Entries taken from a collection
########

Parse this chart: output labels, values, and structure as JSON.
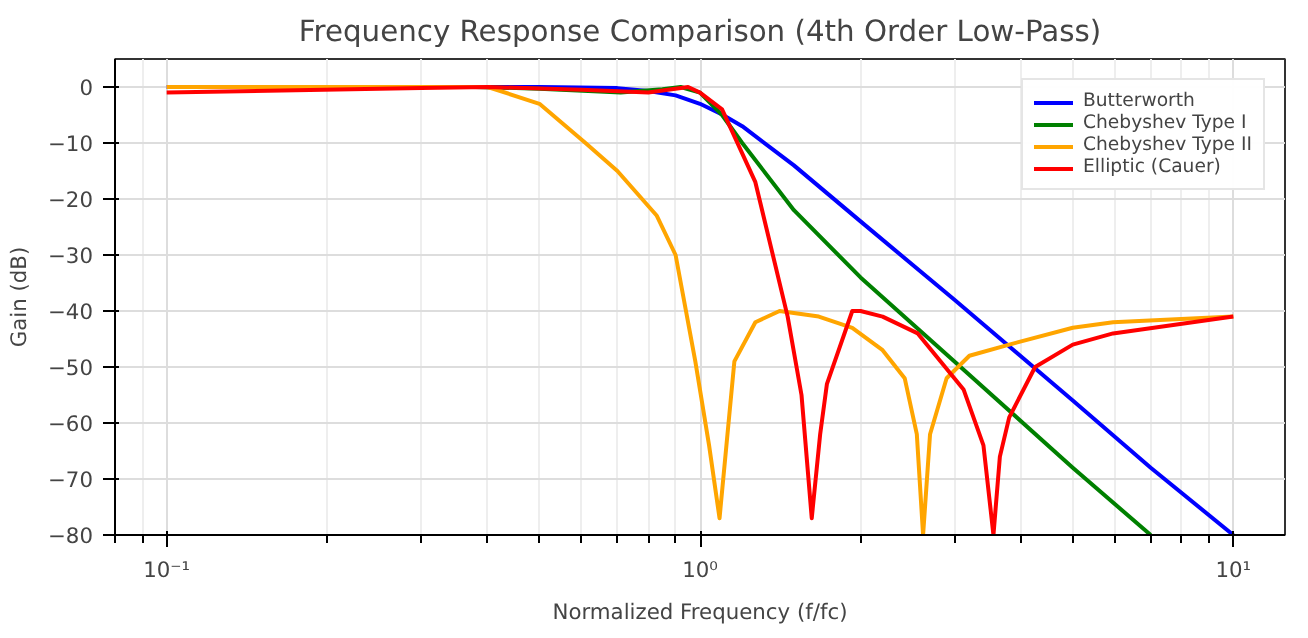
{
  "chart_data": {
    "type": "line",
    "title": "Frequency Response Comparison (4th Order Low-Pass)",
    "xlabel": "Normalized Frequency (f/fc)",
    "ylabel": "Gain (dB)",
    "log": "x",
    "xlim": [
      0.08,
      12.5
    ],
    "ylim": [
      -80,
      5
    ],
    "xticks": [
      {
        "value": 0.1,
        "label": "10⁻¹"
      },
      {
        "value": 1,
        "label": "10⁰"
      },
      {
        "value": 10,
        "label": "10¹"
      }
    ],
    "yticks": [
      -80,
      -70,
      -60,
      -50,
      -40,
      -30,
      -20,
      -10,
      0
    ],
    "grid": true,
    "legend": "top right",
    "line_style": "solid",
    "marker": "none",
    "series": [
      {
        "name": "Butterworth",
        "color": "#0000ff",
        "x": [
          0.1,
          0.5,
          0.7,
          0.8,
          0.9,
          1,
          1.1,
          1.2,
          1.5,
          2,
          3,
          5,
          7,
          10
        ],
        "values": [
          0,
          0,
          -0.2,
          -0.7,
          -1.5,
          -3,
          -4.9,
          -7,
          -14,
          -24,
          -38,
          -56,
          -68,
          -80
        ]
      },
      {
        "name": "Chebyshev Type I",
        "color": "#008000",
        "x": [
          0.38,
          0.5,
          0.71,
          0.85,
          0.92,
          1,
          1.1,
          1.2,
          1.5,
          2,
          3,
          5,
          7
        ],
        "values": [
          0,
          -0.3,
          -1,
          -0.4,
          0,
          -1,
          -5,
          -10,
          -22,
          -34,
          -49,
          -68,
          -80
        ]
      },
      {
        "name": "Chebyshev Type II",
        "color": "#ffa500",
        "x": [
          0.1,
          0.3,
          0.4,
          0.5,
          0.61,
          0.7,
          0.83,
          0.9,
          0.98,
          1.04,
          1.088,
          1.16,
          1.27,
          1.41,
          1.67,
          1.93,
          2.2,
          2.42,
          2.55,
          2.62,
          2.7,
          2.9,
          3.2,
          3.8,
          5,
          5.95,
          10
        ],
        "values": [
          0,
          0,
          0,
          -3,
          -10,
          -15,
          -23,
          -30,
          -49,
          -64,
          -77,
          -49,
          -42,
          -40,
          -41,
          -43,
          -47,
          -52,
          -62,
          -80,
          -62,
          -52,
          -48,
          -46,
          -43,
          -42,
          -41
        ]
      },
      {
        "name": "Elliptic (Cauer)",
        "color": "#ff0000",
        "x": [
          0.1,
          0.3,
          0.4,
          0.6,
          0.8,
          0.95,
          1,
          1.1,
          1.27,
          1.46,
          1.55,
          1.62,
          1.68,
          1.73,
          1.93,
          2.0,
          2.2,
          2.56,
          3.12,
          3.4,
          3.55,
          3.65,
          3.8,
          4.25,
          5,
          5.95,
          10
        ],
        "values": [
          -1,
          -0.2,
          0,
          -0.5,
          -1,
          0,
          -1,
          -4,
          -17,
          -41,
          -55,
          -77,
          -62,
          -53,
          -40,
          -40,
          -41,
          -44,
          -54,
          -64,
          -80,
          -66,
          -59,
          -50,
          -46,
          -44,
          -41
        ]
      }
    ]
  }
}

########

◆ STATED GOAL ◆
Pick out all lines from the data above in which the word "name" appears.

◆ FULL RESPONSE ◆
        "name": "Butterworth",
        "name": "Chebyshev Type I",
        "name": "Chebyshev Type II",
        "name": "Elliptic (Cauer)",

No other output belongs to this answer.